§ **Task statement**:
Exactly reproduce each record listed below.

§ **Data for review**:
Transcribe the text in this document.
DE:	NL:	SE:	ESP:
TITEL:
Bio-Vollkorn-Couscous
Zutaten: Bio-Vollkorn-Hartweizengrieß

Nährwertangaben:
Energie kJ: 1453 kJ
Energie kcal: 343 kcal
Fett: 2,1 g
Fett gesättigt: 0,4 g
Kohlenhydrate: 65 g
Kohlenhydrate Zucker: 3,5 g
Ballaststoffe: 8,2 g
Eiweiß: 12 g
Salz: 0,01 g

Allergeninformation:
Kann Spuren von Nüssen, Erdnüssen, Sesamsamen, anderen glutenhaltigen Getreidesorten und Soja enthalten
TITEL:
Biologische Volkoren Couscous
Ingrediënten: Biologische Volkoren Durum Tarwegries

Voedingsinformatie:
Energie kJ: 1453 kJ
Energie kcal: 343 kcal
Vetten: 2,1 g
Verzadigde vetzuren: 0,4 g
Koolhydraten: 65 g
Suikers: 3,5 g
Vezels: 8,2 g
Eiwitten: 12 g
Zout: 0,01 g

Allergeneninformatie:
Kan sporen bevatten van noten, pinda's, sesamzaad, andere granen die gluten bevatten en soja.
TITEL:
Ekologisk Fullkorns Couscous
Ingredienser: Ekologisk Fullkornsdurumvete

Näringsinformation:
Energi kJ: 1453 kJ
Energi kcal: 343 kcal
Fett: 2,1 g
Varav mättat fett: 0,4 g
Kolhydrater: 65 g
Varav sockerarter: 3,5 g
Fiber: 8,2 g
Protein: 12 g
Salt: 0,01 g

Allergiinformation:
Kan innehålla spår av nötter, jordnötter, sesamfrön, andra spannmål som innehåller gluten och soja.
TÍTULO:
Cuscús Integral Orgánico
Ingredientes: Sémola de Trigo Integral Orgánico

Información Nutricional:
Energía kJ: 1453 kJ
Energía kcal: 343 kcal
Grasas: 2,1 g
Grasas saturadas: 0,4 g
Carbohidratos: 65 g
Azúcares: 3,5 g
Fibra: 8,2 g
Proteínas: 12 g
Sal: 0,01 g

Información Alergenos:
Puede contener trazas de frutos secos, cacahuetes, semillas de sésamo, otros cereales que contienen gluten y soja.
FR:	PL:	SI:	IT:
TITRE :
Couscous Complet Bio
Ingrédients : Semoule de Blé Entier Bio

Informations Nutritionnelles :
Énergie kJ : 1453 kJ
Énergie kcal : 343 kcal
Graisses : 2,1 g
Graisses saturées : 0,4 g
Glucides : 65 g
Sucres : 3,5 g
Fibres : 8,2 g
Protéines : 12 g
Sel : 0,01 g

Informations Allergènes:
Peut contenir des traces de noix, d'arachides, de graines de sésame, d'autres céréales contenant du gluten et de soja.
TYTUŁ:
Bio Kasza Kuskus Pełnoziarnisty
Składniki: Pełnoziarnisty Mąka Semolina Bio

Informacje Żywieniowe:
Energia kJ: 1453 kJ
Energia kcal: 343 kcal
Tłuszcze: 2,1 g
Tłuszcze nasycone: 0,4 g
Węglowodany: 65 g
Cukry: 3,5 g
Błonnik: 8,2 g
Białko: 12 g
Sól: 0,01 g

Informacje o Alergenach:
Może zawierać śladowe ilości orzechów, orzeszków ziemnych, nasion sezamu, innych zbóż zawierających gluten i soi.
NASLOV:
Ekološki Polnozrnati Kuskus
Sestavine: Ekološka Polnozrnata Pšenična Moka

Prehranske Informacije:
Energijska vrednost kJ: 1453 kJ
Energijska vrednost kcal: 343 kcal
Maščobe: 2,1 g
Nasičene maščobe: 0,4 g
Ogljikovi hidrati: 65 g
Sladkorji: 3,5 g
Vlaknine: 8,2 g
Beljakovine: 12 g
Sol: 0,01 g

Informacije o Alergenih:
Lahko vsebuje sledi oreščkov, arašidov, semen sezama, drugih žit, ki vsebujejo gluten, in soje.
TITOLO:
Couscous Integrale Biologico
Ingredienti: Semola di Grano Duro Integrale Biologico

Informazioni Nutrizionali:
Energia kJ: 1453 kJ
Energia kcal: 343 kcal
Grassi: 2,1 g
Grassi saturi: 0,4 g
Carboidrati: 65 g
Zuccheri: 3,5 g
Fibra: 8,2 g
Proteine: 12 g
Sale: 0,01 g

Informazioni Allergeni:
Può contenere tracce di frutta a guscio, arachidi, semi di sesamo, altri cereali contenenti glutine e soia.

§ **Result for this task**:
Transcribe the text in this document.
DE:	NL:	SE:	ESP:
TITEL:
Bio-Vollkorn-Couscous
Zutaten: Bio-Vollkorn-Hartweizengrieß

Nährwertangaben:
Energie kJ: 1453 kJ
Energie kcal: 343 kcal
Fett: 2,1 g
Fett gesättigt: 0,4 g
Kohlenhydrate: 65 g
Kohlenhydrate Zucker: 3,5 g
Ballaststoffe: 8,2 g
Eiweiß: 12 g
Salz: 0,01 g

Allergeninformation:
Kann Spuren von Nüssen, Erdnüssen, Sesamsamen, anderen glutenhaltigen Getreidesorten und Soja enthalten
TITEL:
Biologische Volkoren Couscous
Ingrediënten: Biologische Volkoren Durum Tarwegries

Voedingsinformatie:
Energie kJ: 1453 kJ
Energie kcal: 343 kcal
Vetten: 2,1 g
Verzadigde vetzuren: 0,4 g
Koolhydraten: 65 g
Suikers: 3,5 g
Vezels: 8,2 g
Eiwitten: 12 g
Zout: 0,01 g

Allergeneninformatie:
Kan sporen bevatten van noten, pinda's, sesamzaad, andere granen die gluten bevatten en soja.
TITEL:
Ekologisk Fullkorns Couscous
Ingredienser: Ekologisk Fullkornsdurumvete

Näringsinformation:
Energi kJ: 1453 kJ
Energi kcal: 343 kcal
Fett: 2,1 g
Varav mättat fett: 0,4 g
Kolhydrater: 65 g
Varav sockerarter: 3,5 g
Fiber: 8,2 g
Protein: 12 g
Salt: 0,01 g

Allergiinformation:
Kan innehålla spår av nötter, jordnötter, sesamfrön, andra spannmål som innehåller gluten och soja.
TÍTULO:
Cuscús Integral Orgánico
Ingredientes: Sémola de Trigo Integral Orgánico

Información Nutricional:
Energía kJ: 1453 kJ
Energía kcal: 343 kcal
Grasas: 2,1 g
Grasas saturadas: 0,4 g
Carbohidratos: 65 g
Azúcares: 3,5 g
Fibra: 8,2 g
Proteínas: 12 g
Sal: 0,01 g

Información Alergenos:
Puede contener trazas de frutos secos, cacahuetes, semillas de sésamo, otros cereales que contienen gluten y soja.
FR:	PL:	SI:	IT:
TITRE :
Couscous Complet Bio
Ingrédients : Semoule de Blé Entier Bio

Informations Nutritionnelles :
Énergie kJ : 1453 kJ
Énergie kcal : 343 kcal
Graisses : 2,1 g
Graisses saturées : 0,4 g
Glucides : 65 g
Sucres : 3,5 g
Fibres : 8,2 g
Protéines : 12 g
Sel : 0,01 g

Informations Allergènes:
Peut contenir des traces de noix, d'arachides, de graines de sésame, d'autres céréales contenant du gluten et de soja.
TYTUŁ:
Bio Kasza Kuskus Pełnoziarnisty
Składniki: Pełnoziarnisty Mąka Semolina Bio

Informacje Żywieniowe:
Energia kJ: 1453 kJ
Energia kcal: 343 kcal
Tłuszcze: 2,1 g
Tłuszcze nasycone: 0,4 g
Węglowodany: 65 g
Cukry: 3,5 g
Błonnik: 8,2 g
Białko: 12 g
Sól: 0,01 g

Informacje o Alergenach:
Może zawierać śladowe ilości orzechów, orzeszków ziemnych, nasion sezamu, innych zbóż zawierających gluten i soi.
NASLOV:
Ekološki Polnozrnati Kuskus
Sestavine: Ekološka Polnozrnata Pšenična Moka

Prehranske Informacije:
Energijska vrednost kJ: 1453 kJ
Energijska vrednost kcal: 343 kcal
Maščobe: 2,1 g
Nasičene maščobe: 0,4 g
Ogljikovi hidrati: 65 g
Sladkorji: 3,5 g
Vlaknine: 8,2 g
Beljakovine: 12 g
Sol: 0,01 g

Informacije o Alergenih:
Lahko vsebuje sledi oreščkov, arašidov, semen sezama, drugih žit, ki vsebujejo gluten, in soje.
TITOLO:
Couscous Integrale Biologico
Ingredienti: Semola di Grano Duro Integrale Biologico

Informazioni Nutrizionali:
Energia kJ: 1453 kJ
Energia kcal: 343 kcal
Grassi: 2,1 g
Grassi saturi: 0,4 g
Carboidrati: 65 g
Zuccheri: 3,5 g
Fibra: 8,2 g
Proteine: 12 g
Sale: 0,01 g

Informazioni Allergeni:
Può contenere tracce di frutta a guscio, arachidi, semi di sesamo, altri cereali contenenti glutine e soia.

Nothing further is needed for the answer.